### PROBLEM DESCRIPTION
Repeat the listing in full. Nothing may be added or left out.

[Begin DATASET RECORDS]

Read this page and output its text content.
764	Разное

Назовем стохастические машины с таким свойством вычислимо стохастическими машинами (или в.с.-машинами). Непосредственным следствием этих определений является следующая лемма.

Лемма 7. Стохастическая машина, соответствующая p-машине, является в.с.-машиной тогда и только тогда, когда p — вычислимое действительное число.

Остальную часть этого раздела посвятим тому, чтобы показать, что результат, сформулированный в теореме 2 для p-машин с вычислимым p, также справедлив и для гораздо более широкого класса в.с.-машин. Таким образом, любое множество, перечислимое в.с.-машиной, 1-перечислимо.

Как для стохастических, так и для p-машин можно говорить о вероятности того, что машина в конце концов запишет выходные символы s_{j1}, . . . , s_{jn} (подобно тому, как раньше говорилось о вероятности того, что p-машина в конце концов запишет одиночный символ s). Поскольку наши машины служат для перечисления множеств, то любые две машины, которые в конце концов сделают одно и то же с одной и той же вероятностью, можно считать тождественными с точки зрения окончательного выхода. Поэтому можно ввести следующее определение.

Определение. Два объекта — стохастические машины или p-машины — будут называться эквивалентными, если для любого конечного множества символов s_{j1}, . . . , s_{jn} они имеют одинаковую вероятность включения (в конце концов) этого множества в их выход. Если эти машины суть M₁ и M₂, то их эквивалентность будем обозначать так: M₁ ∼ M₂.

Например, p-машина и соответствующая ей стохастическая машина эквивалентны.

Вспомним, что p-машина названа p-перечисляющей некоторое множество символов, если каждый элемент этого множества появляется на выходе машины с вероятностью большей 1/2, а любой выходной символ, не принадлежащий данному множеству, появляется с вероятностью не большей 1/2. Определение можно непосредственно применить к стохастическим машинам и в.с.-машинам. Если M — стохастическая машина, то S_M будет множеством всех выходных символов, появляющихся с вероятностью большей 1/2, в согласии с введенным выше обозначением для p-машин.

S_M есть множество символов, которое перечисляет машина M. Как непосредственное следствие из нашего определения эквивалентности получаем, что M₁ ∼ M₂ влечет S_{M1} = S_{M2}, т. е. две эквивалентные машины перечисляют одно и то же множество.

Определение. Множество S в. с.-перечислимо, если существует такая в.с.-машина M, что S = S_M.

[End DATASET RECORDS]

### RESPONSE FOR THIS EXERCISE
Read this page and output its text content.
764	Разное

Назовем стохастические машины с таким свойством вычислимо стохастическими машинами (или в.с.-машинами). Непосредственным следствием этих определений является следующая лемма.

Лемма 7. Стохастическая машина, соответствующая p-машине, является в.с.-машиной тогда и только тогда, когда p — вычислимое действительное число.

Остальную часть этого раздела посвятим тому, чтобы показать, что результат, сформулированный в теореме 2 для p-машин с вычислимым p, также справедлив и для гораздо более широкого класса в.с.-машин. Таким образом, любое множество, перечислимое в.с.-машиной, 1-перечислимо.

Как для стохастических, так и для p-машин можно говорить о вероятности того, что машина в конце концов запишет выходные символы s_{j1}, . . . , s_{jn} (подобно тому, как раньше говорилось о вероятности того, что p-машина в конце концов запишет одиночный символ s). Поскольку наши машины служат для перечисления множеств, то любые две машины, которые в конце концов сделают одно и то же с одной и той же вероятностью, можно считать тождественными с точки зрения окончательного выхода. Поэтому можно ввести следующее определение.

Определение. Два объекта — стохастические машины или p-машины — будут называться эквивалентными, если для любого конечного множества символов s_{j1}, . . . , s_{jn} они имеют одинаковую вероятность включения (в конце концов) этого множества в их выход. Если эти машины суть M₁ и M₂, то их эквивалентность будем обозначать так: M₁ ∼ M₂.

Например, p-машина и соответствующая ей стохастическая машина эквивалентны.

Вспомним, что p-машина названа p-перечисляющей некоторое множество символов, если каждый элемент этого множества появляется на выходе машины с вероятностью большей 1/2, а любой выходной символ, не принадлежащий данному множеству, появляется с вероятностью не большей 1/2. Определение можно непосредственно применить к стохастическим машинам и в.с.-машинам. Если M — стохастическая машина, то S_M будет множеством всех выходных символов, появляющихся с вероятностью большей 1/2, в согласии с введенным выше обозначением для p-машин.

S_M есть множество символов, которое перечисляет машина M. Как непосредственное следствие из нашего определения эквивалентности получаем, что M₁ ∼ M₂ влечет S_{M1} = S_{M2}, т. е. две эквивалентные машины перечисляют одно и то же множество.

Определение. Множество S в. с.-перечислимо, если существует такая в.с.-машина M, что S = S_M.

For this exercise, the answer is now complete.